■ **Exercise prompt**
Word for word, restate every line of the listing that follows.

··········

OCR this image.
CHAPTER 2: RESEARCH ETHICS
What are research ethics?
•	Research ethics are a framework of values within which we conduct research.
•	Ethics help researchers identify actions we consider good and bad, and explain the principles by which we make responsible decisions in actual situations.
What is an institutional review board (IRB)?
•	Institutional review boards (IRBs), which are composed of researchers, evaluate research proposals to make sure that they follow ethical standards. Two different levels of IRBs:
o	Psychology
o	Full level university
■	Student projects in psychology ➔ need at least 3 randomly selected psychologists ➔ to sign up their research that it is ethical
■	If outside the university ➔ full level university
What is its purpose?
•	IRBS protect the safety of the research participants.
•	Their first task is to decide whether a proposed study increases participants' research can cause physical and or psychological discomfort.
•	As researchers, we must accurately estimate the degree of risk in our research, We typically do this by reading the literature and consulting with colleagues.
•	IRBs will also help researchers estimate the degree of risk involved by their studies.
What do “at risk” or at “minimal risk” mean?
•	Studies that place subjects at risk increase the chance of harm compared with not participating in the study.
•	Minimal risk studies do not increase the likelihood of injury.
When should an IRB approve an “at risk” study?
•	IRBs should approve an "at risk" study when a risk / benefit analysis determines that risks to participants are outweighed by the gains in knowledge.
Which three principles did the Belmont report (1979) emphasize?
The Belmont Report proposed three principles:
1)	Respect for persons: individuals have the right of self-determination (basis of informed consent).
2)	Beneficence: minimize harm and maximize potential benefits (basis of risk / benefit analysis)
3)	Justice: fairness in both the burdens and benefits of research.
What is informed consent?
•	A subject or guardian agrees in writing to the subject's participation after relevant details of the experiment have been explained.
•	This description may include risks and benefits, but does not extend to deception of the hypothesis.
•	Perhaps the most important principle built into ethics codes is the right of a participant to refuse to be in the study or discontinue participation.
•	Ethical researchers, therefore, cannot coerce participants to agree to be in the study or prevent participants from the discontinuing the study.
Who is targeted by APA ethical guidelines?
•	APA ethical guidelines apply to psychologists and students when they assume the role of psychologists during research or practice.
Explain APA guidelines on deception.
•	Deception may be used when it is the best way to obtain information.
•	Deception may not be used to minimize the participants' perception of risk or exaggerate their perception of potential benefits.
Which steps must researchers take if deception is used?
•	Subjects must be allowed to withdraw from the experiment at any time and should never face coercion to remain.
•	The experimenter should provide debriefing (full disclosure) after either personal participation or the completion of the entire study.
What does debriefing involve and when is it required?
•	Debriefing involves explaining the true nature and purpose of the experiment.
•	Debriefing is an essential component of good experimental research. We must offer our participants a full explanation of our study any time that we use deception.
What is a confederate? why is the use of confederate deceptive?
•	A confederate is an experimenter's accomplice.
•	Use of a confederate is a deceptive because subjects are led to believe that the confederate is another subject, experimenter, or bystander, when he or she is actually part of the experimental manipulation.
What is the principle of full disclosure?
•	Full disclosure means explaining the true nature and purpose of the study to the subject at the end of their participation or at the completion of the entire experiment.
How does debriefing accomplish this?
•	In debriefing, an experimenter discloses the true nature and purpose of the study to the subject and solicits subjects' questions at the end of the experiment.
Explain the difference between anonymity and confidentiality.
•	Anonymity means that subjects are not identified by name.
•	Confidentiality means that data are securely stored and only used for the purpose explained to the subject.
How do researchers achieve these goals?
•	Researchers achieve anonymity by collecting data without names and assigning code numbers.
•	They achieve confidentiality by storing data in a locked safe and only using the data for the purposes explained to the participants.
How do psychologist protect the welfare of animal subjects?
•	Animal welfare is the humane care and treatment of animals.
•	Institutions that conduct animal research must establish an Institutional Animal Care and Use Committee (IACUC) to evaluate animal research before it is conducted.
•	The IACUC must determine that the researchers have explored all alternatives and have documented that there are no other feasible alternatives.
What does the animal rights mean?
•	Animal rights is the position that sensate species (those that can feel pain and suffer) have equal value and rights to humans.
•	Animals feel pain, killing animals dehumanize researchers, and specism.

··········

■ **Result of the exercise**
OCR this image.
CHAPTER 2: RESEARCH ETHICS
What are research ethics?
•	Research ethics are a framework of values within which we conduct research.
•	Ethics help researchers identify actions we consider good and bad, and explain the principles by which we make responsible decisions in actual situations.
What is an institutional review board (IRB)?
•	Institutional review boards (IRBs), which are composed of researchers, evaluate research proposals to make sure that they follow ethical standards. Two different levels of IRBs:
o	Psychology
o	Full level university
■	Student projects in psychology ➔ need at least 3 randomly selected psychologists ➔ to sign up their research that it is ethical
■	If outside the university ➔ full level university
What is its purpose?
•	IRBS protect the safety of the research participants.
•	Their first task is to decide whether a proposed study increases participants' research can cause physical and or psychological discomfort.
•	As researchers, we must accurately estimate the degree of risk in our research, We typically do this by reading the literature and consulting with colleagues.
•	IRBs will also help researchers estimate the degree of risk involved by their studies.
What do “at risk” or at “minimal risk” mean?
•	Studies that place subjects at risk increase the chance of harm compared with not participating in the study.
•	Minimal risk studies do not increase the likelihood of injury.
When should an IRB approve an “at risk” study?
•	IRBs should approve an "at risk" study when a risk / benefit analysis determines that risks to participants are outweighed by the gains in knowledge.
Which three principles did the Belmont report (1979) emphasize?
The Belmont Report proposed three principles:
1)	Respect for persons: individuals have the right of self-determination (basis of informed consent).
2)	Beneficence: minimize harm and maximize potential benefits (basis of risk / benefit analysis)
3)	Justice: fairness in both the burdens and benefits of research.
What is informed consent?
•	A subject or guardian agrees in writing to the subject's participation after relevant details of the experiment have been explained.
•	This description may include risks and benefits, but does not extend to deception of the hypothesis.
•	Perhaps the most important principle built into ethics codes is the right of a participant to refuse to be in the study or discontinue participation.
•	Ethical researchers, therefore, cannot coerce participants to agree to be in the study or prevent participants from the discontinuing the study.
Who is targeted by APA ethical guidelines?
•	APA ethical guidelines apply to psychologists and students when they assume the role of psychologists during research or practice.
Explain APA guidelines on deception.
•	Deception may be used when it is the best way to obtain information.
•	Deception may not be used to minimize the participants' perception of risk or exaggerate their perception of potential benefits.
Which steps must researchers take if deception is used?
•	Subjects must be allowed to withdraw from the experiment at any time and should never face coercion to remain.
•	The experimenter should provide debriefing (full disclosure) after either personal participation or the completion of the entire study.
What does debriefing involve and when is it required?
•	Debriefing involves explaining the true nature and purpose of the experiment.
•	Debriefing is an essential component of good experimental research. We must offer our participants a full explanation of our study any time that we use deception.
What is a confederate? why is the use of confederate deceptive?
•	A confederate is an experimenter's accomplice.
•	Use of a confederate is a deceptive because subjects are led to believe that the confederate is another subject, experimenter, or bystander, when he or she is actually part of the experimental manipulation.
What is the principle of full disclosure?
•	Full disclosure means explaining the true nature and purpose of the study to the subject at the end of their participation or at the completion of the entire experiment.
How does debriefing accomplish this?
•	In debriefing, an experimenter discloses the true nature and purpose of the study to the subject and solicits subjects' questions at the end of the experiment.
Explain the difference between anonymity and confidentiality.
•	Anonymity means that subjects are not identified by name.
•	Confidentiality means that data are securely stored and only used for the purpose explained to the subject.
How do researchers achieve these goals?
•	Researchers achieve anonymity by collecting data without names and assigning code numbers.
•	They achieve confidentiality by storing data in a locked safe and only using the data for the purposes explained to the participants.
How do psychologist protect the welfare of animal subjects?
•	Animal welfare is the humane care and treatment of animals.
•	Institutions that conduct animal research must establish an Institutional Animal Care and Use Committee (IACUC) to evaluate animal research before it is conducted.
•	The IACUC must determine that the researchers have explored all alternatives and have documented that there are no other feasible alternatives.
What does the animal rights mean?
•	Animal rights is the position that sensate species (those that can feel pain and suffer) have equal value and rights to humans.
•	Animals feel pain, killing animals dehumanize researchers, and specism.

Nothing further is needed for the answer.